**Objective:** Each line containing the word "réalité" must be collected.

**Data provided:**

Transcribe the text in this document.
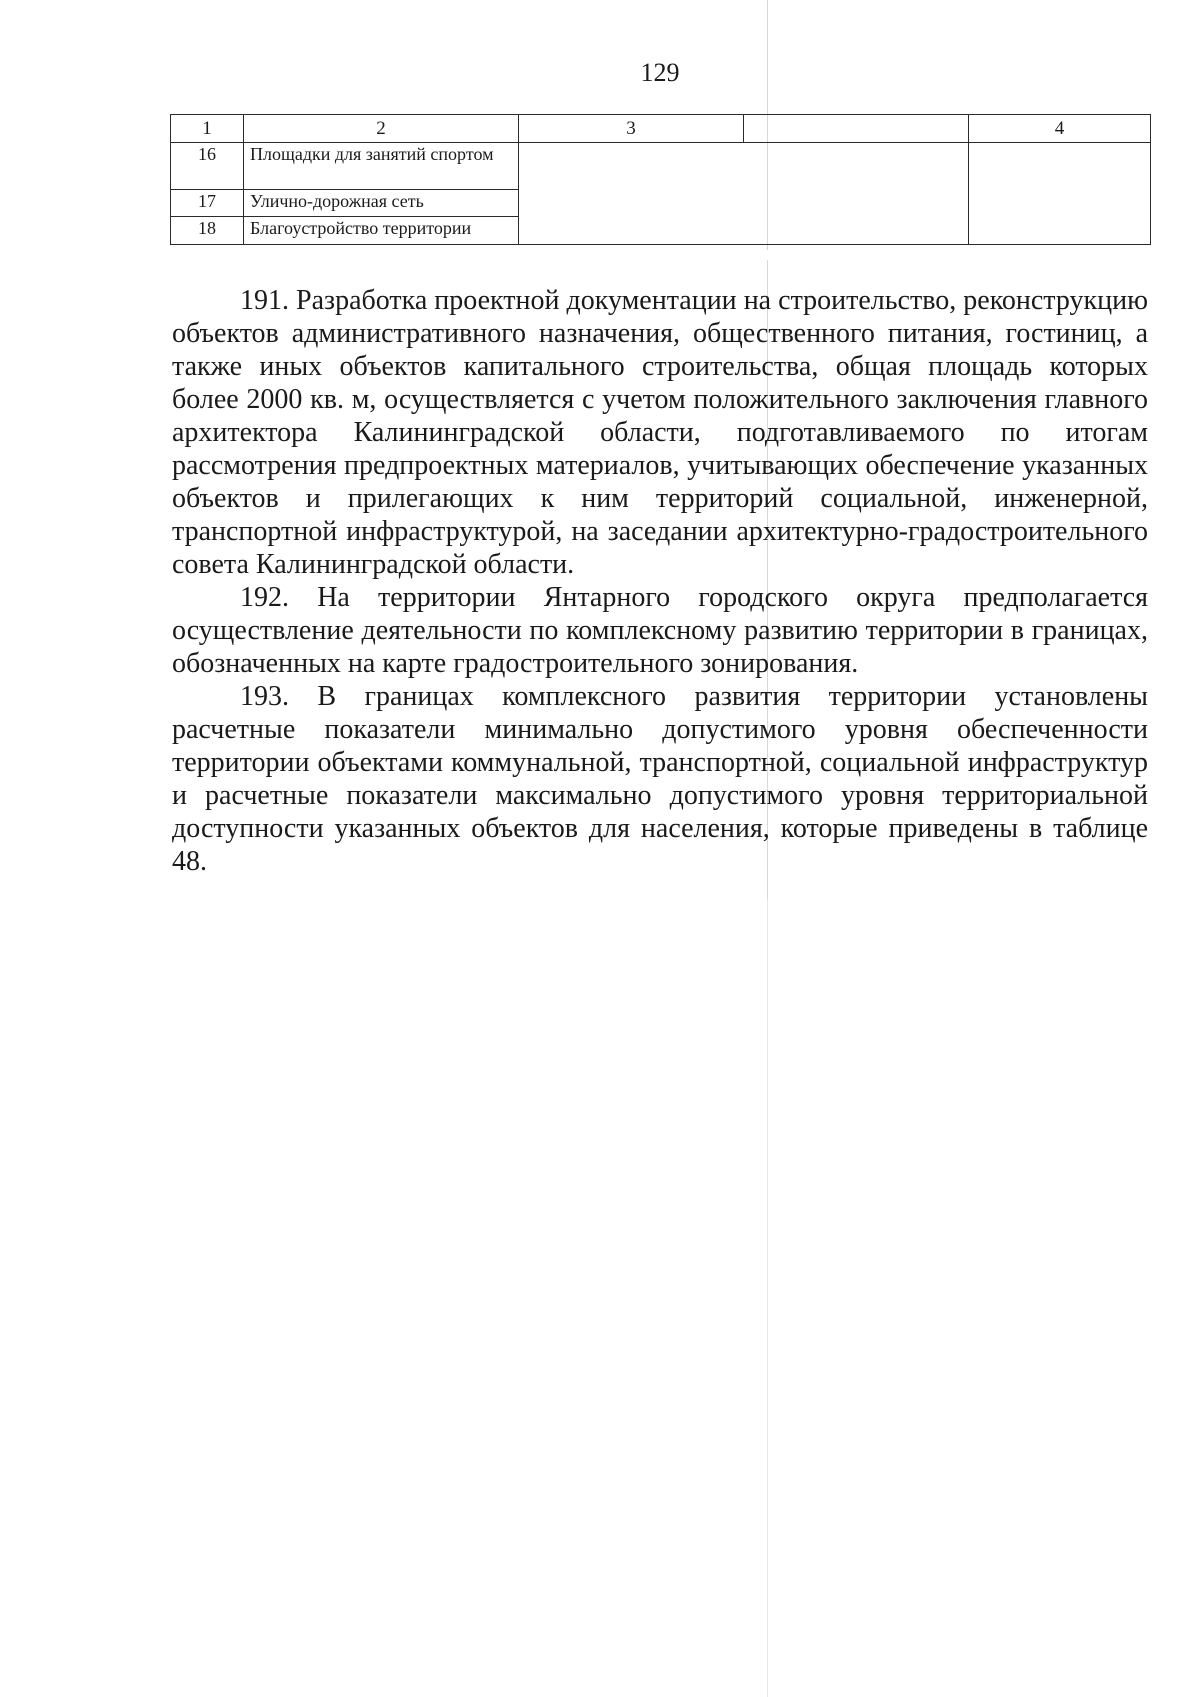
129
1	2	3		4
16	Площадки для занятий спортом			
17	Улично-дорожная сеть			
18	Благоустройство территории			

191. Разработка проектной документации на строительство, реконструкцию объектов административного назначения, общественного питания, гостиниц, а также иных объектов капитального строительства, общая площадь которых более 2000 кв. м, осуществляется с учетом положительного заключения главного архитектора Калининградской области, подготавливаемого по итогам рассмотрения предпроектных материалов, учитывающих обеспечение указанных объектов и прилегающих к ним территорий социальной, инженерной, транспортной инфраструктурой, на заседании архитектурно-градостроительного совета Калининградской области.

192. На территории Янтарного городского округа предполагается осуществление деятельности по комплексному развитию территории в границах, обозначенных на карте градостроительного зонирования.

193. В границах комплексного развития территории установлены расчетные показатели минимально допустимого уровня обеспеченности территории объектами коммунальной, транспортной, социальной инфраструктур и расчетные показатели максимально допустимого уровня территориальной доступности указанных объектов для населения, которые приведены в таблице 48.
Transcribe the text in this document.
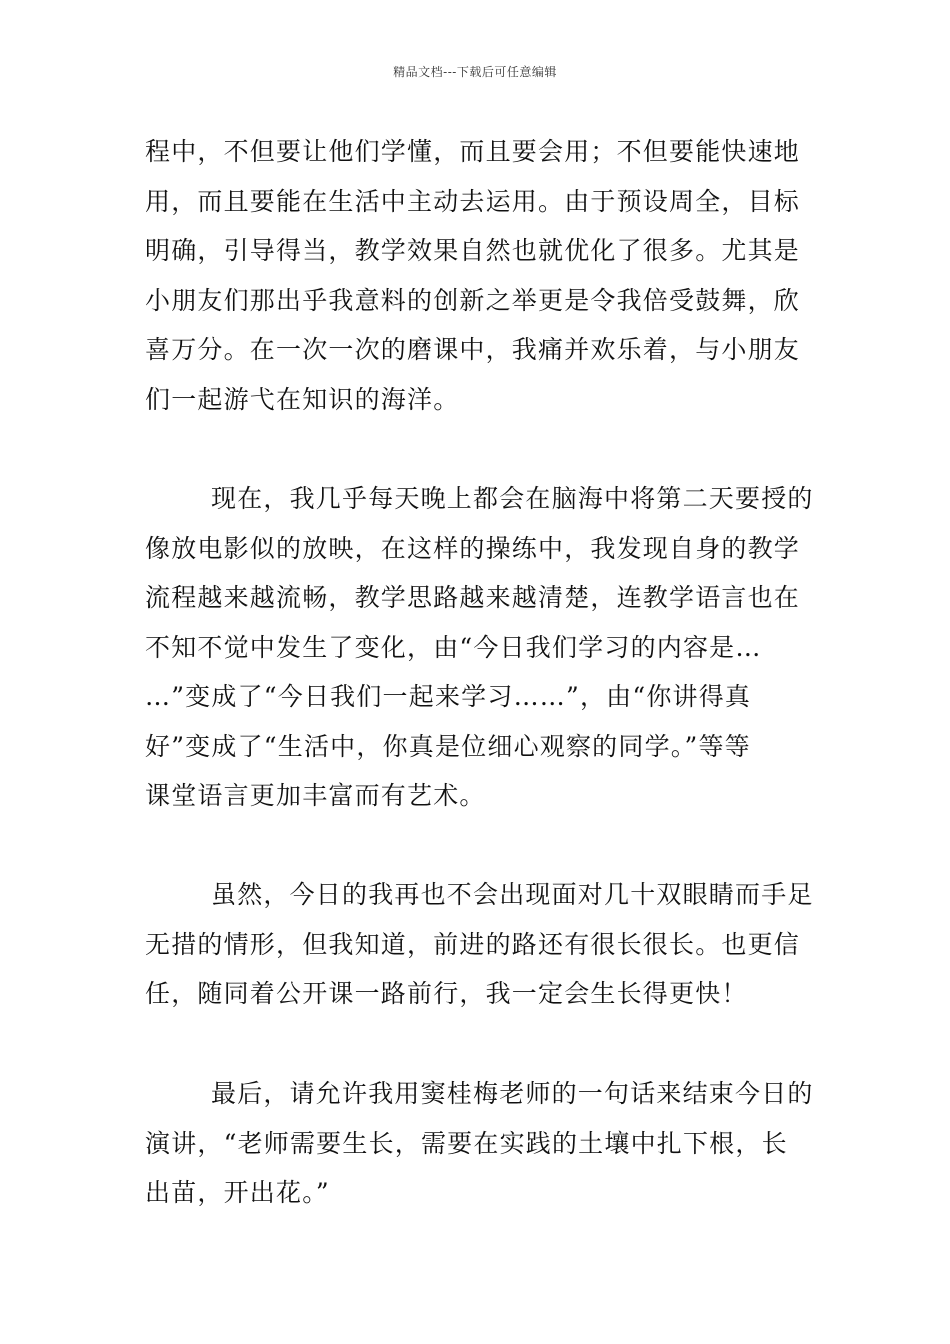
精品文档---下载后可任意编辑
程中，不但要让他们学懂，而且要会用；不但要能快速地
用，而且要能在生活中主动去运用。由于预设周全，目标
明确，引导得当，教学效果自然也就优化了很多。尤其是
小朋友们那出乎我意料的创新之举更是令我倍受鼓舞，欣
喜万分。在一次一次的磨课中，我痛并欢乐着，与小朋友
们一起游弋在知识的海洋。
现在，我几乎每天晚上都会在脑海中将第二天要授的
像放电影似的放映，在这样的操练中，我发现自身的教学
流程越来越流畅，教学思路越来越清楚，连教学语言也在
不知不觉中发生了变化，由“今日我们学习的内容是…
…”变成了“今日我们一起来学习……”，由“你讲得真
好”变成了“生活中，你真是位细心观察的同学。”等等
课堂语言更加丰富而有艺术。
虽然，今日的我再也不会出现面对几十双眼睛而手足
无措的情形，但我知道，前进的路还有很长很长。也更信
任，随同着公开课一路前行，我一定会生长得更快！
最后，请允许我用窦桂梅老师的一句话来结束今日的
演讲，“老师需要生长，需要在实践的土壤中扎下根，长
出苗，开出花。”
* * *
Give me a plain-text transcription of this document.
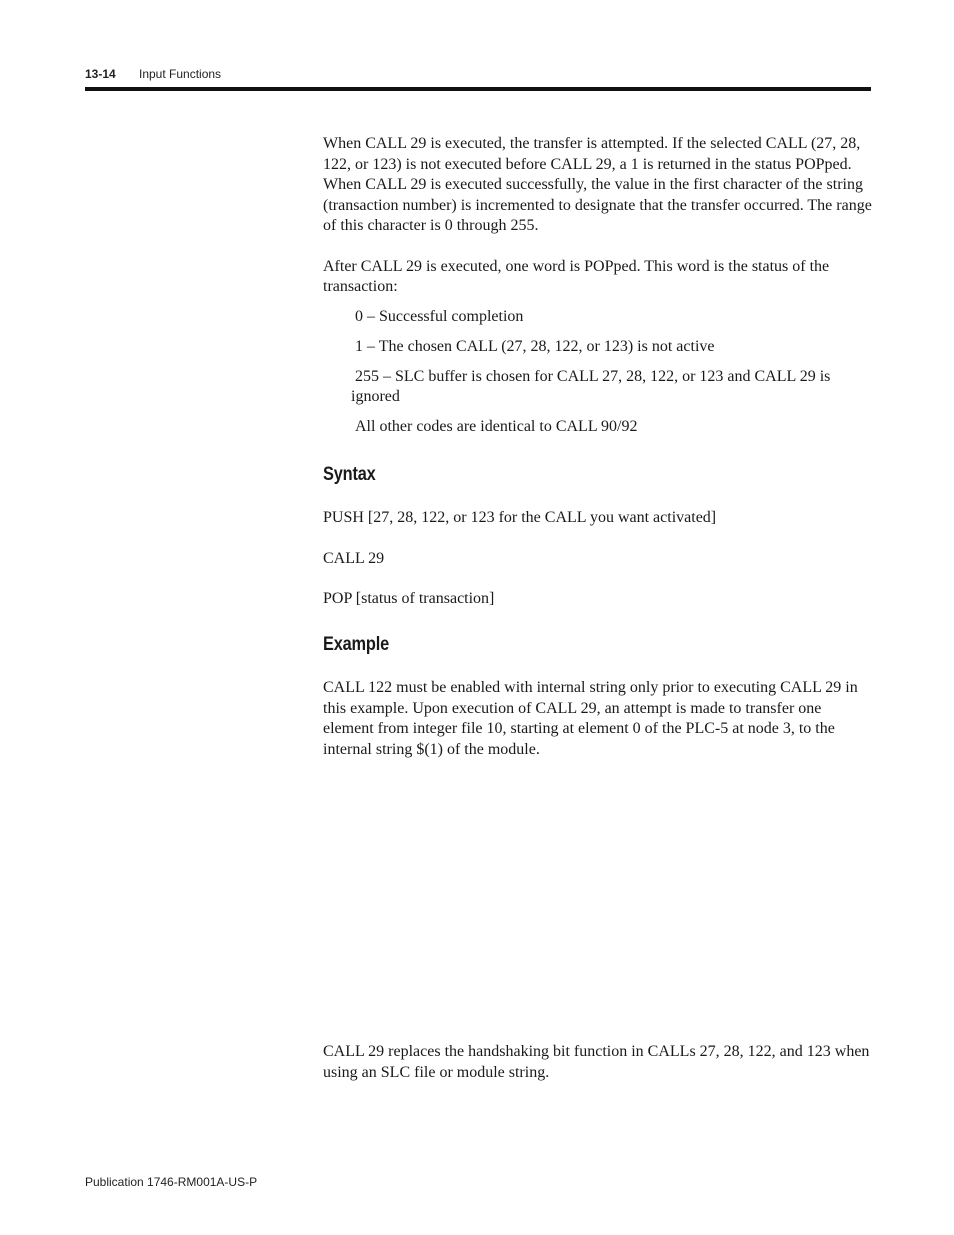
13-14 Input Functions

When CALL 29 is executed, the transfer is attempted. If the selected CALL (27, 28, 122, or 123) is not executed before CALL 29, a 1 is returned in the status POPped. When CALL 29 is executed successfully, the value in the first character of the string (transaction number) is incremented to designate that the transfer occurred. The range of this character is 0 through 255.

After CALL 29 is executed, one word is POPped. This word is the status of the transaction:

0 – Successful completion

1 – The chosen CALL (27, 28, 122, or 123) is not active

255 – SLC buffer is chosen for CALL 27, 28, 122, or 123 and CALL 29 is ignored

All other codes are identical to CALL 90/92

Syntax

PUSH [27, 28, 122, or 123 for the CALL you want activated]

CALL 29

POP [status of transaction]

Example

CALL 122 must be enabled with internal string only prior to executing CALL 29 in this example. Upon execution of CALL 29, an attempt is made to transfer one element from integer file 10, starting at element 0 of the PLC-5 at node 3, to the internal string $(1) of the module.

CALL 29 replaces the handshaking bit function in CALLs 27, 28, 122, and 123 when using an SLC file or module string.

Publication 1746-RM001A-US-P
--
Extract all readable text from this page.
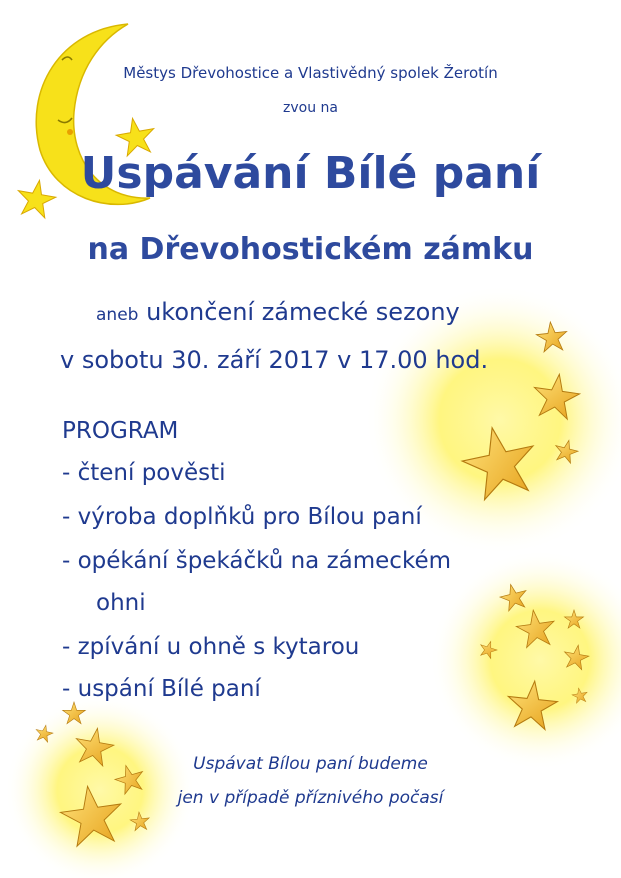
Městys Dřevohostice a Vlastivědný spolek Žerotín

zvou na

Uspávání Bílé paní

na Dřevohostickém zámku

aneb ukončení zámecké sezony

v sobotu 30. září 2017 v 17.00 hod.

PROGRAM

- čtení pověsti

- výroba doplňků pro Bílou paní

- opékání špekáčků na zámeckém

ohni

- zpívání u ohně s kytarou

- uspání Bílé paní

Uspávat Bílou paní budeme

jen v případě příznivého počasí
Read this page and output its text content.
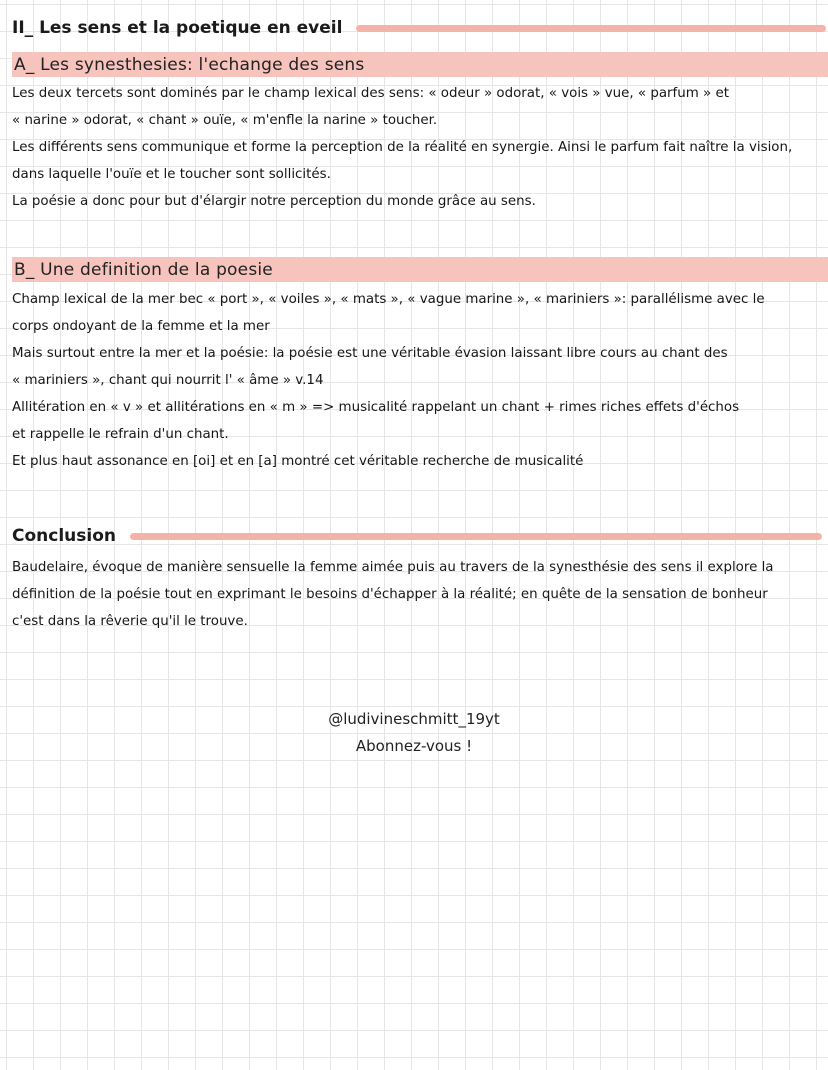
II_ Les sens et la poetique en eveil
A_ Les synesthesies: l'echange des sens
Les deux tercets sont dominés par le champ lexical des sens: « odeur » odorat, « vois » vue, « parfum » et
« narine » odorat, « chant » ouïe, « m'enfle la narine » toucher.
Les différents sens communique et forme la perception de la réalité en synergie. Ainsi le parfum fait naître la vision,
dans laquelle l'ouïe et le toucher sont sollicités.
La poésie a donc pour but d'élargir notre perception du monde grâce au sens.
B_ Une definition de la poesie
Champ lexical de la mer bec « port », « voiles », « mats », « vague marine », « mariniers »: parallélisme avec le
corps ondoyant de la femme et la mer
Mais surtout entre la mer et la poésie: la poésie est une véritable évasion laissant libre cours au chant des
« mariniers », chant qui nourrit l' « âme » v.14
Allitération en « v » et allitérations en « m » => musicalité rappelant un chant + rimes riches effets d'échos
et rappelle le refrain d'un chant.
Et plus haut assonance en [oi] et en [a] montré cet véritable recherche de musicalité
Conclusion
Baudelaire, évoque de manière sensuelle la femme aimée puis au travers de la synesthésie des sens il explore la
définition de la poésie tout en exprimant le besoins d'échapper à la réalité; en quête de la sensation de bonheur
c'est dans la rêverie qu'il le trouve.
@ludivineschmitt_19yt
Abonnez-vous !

**Correct answer:**
Les différents sens communique et forme la perception de la réalité en synergie. Ainsi le parfum fait naître la vision,
définition de la poésie tout en exprimant le besoins d'échapper à la réalité; en quête de la sensation de bonheur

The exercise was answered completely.